[Start RECORD LIST]

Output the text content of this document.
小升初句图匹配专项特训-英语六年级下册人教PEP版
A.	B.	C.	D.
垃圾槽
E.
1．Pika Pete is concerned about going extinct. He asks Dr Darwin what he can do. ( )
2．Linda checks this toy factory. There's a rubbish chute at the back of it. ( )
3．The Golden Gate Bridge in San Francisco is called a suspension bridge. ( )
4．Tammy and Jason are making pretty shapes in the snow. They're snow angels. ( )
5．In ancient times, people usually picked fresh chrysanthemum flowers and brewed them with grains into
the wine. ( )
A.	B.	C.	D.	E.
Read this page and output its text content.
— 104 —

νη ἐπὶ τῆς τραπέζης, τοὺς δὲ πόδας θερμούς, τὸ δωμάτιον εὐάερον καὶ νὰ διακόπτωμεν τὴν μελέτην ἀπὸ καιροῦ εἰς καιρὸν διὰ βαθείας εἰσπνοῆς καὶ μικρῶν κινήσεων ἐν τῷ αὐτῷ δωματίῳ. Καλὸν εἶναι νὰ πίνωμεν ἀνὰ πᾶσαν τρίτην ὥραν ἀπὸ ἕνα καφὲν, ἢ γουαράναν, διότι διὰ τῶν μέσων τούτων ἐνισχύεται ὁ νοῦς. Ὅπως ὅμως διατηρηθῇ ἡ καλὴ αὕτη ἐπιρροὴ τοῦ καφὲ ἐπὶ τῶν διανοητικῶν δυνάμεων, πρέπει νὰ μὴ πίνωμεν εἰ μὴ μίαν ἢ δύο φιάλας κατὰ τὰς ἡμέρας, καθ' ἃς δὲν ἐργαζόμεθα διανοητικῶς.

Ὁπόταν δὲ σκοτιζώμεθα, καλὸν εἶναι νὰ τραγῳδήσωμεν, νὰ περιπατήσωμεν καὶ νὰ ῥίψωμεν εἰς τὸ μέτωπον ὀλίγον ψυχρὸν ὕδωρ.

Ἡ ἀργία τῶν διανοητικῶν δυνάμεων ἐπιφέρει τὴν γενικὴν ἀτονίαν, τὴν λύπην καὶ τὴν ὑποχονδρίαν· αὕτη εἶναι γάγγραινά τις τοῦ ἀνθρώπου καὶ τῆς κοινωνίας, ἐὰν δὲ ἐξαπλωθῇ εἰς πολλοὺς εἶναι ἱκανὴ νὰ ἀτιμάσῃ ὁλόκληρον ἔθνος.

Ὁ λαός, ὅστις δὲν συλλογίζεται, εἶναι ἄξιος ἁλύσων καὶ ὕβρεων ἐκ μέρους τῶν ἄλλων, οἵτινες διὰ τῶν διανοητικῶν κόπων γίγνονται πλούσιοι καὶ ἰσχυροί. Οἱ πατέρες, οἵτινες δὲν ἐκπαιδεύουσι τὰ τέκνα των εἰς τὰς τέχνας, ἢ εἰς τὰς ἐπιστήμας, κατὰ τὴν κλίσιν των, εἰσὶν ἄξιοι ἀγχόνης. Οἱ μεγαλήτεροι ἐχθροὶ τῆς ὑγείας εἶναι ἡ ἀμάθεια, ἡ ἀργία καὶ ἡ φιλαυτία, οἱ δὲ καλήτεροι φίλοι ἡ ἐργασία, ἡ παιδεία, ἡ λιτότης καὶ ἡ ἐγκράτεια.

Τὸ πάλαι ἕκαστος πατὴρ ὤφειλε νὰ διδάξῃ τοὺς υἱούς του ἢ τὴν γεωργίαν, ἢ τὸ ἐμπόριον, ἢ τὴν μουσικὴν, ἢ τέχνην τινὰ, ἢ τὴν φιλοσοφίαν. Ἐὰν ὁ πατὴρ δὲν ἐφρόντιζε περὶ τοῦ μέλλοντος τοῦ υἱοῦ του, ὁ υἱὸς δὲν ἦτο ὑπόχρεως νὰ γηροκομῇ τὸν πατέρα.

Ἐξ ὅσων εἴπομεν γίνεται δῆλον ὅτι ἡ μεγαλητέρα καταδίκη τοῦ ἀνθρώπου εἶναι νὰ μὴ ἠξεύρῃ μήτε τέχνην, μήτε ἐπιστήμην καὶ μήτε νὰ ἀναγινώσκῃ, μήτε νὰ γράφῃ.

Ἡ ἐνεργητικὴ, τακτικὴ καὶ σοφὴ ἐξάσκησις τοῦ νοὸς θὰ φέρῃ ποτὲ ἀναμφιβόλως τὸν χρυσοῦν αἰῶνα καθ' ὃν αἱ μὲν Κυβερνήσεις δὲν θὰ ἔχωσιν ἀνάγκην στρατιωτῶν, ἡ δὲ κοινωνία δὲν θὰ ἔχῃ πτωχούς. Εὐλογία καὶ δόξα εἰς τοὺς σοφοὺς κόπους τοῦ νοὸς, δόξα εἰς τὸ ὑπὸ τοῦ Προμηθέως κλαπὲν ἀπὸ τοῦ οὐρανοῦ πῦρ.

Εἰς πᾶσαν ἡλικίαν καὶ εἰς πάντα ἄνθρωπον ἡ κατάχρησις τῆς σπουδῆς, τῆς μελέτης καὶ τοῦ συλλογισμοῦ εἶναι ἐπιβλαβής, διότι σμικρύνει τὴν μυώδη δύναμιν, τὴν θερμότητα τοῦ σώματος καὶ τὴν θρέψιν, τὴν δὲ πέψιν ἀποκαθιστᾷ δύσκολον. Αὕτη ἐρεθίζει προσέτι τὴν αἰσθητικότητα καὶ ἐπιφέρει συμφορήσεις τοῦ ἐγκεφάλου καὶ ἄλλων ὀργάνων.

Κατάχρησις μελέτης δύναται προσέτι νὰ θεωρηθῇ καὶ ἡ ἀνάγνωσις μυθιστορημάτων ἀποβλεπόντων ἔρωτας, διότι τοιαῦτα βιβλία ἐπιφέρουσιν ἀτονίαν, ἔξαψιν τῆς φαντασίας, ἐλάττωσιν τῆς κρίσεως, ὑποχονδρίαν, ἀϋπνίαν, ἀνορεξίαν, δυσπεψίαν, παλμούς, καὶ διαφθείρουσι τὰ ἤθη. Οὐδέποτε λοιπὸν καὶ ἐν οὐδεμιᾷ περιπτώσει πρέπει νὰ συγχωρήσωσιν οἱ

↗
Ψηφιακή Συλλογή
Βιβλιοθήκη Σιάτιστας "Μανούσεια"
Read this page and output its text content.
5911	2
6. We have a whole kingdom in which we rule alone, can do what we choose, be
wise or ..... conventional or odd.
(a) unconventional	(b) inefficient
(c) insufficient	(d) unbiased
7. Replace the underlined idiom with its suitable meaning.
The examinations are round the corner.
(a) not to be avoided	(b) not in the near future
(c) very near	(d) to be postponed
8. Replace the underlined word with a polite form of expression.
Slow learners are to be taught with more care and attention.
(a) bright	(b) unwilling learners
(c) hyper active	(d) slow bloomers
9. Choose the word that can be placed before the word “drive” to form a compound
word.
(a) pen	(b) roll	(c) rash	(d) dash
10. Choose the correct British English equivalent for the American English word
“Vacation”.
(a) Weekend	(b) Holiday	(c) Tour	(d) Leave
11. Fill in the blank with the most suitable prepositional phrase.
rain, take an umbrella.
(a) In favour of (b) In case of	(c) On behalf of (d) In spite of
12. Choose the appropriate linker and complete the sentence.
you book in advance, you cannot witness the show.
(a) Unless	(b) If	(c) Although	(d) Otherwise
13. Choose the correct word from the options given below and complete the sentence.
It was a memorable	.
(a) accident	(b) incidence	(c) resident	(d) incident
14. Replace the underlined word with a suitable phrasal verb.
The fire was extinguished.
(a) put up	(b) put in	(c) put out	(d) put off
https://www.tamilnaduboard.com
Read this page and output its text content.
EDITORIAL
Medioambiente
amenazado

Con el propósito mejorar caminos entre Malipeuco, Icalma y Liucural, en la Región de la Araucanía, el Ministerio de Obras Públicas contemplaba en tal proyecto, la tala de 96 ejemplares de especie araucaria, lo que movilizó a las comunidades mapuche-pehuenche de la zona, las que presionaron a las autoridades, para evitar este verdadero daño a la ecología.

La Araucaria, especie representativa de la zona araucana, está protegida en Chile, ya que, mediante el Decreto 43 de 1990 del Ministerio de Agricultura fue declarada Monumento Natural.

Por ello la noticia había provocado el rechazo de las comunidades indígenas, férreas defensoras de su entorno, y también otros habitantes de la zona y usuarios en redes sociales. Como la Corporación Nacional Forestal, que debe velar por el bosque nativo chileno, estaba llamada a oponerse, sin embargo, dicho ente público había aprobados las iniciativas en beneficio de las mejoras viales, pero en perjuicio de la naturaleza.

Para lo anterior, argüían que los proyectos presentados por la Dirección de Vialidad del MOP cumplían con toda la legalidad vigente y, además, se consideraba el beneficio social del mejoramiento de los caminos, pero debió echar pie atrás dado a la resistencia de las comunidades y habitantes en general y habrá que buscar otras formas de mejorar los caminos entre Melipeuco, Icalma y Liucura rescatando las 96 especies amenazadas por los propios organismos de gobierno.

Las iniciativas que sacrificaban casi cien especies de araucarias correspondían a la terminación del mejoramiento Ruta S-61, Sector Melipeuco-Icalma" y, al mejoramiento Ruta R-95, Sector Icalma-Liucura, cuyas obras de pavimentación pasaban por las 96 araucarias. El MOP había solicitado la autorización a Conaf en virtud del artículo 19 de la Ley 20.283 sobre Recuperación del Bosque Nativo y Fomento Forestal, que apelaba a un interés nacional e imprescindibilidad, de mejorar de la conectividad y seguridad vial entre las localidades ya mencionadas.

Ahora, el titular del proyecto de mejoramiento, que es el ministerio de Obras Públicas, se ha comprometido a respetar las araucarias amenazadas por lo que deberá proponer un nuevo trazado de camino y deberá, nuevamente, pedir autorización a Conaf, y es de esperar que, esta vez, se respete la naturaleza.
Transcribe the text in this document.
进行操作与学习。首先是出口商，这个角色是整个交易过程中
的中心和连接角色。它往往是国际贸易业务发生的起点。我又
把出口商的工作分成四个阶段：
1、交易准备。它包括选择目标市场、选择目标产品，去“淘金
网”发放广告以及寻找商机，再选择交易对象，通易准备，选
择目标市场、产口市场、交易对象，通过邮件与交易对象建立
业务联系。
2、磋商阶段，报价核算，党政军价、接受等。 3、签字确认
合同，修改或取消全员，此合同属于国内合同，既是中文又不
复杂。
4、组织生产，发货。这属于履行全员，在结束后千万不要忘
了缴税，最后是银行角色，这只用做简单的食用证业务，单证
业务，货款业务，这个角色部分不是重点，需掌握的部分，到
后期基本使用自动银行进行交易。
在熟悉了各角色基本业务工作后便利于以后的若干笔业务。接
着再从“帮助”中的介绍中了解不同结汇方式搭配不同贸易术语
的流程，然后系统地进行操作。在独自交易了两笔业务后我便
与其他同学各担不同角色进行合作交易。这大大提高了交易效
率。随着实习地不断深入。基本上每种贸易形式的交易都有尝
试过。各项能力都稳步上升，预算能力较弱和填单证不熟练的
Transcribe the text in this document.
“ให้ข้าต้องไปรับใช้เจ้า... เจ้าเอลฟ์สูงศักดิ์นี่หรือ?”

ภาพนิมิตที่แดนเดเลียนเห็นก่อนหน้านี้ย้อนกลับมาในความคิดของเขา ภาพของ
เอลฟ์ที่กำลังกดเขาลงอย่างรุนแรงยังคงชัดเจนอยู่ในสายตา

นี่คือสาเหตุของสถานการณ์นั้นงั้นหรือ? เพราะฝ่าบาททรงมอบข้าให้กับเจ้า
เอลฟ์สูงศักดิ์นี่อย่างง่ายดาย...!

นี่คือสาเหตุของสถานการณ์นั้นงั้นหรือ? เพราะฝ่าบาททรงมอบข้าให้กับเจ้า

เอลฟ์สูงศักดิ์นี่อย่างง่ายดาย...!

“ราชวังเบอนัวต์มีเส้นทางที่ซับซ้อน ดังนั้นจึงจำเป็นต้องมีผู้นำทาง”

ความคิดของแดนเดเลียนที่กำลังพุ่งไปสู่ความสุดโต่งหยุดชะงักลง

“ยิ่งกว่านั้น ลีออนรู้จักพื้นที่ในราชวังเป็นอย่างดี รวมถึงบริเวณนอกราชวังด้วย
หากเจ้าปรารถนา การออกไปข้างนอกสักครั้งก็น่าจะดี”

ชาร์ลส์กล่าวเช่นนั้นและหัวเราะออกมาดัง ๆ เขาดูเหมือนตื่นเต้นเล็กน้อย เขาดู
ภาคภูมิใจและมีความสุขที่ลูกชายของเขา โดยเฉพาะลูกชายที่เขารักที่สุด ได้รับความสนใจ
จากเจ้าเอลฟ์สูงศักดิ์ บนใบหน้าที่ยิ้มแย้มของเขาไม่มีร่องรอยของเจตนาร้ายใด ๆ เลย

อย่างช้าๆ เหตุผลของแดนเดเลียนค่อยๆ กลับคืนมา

[End RECORD LIST]

Give only the number of lines in the data that include the string "learners".

2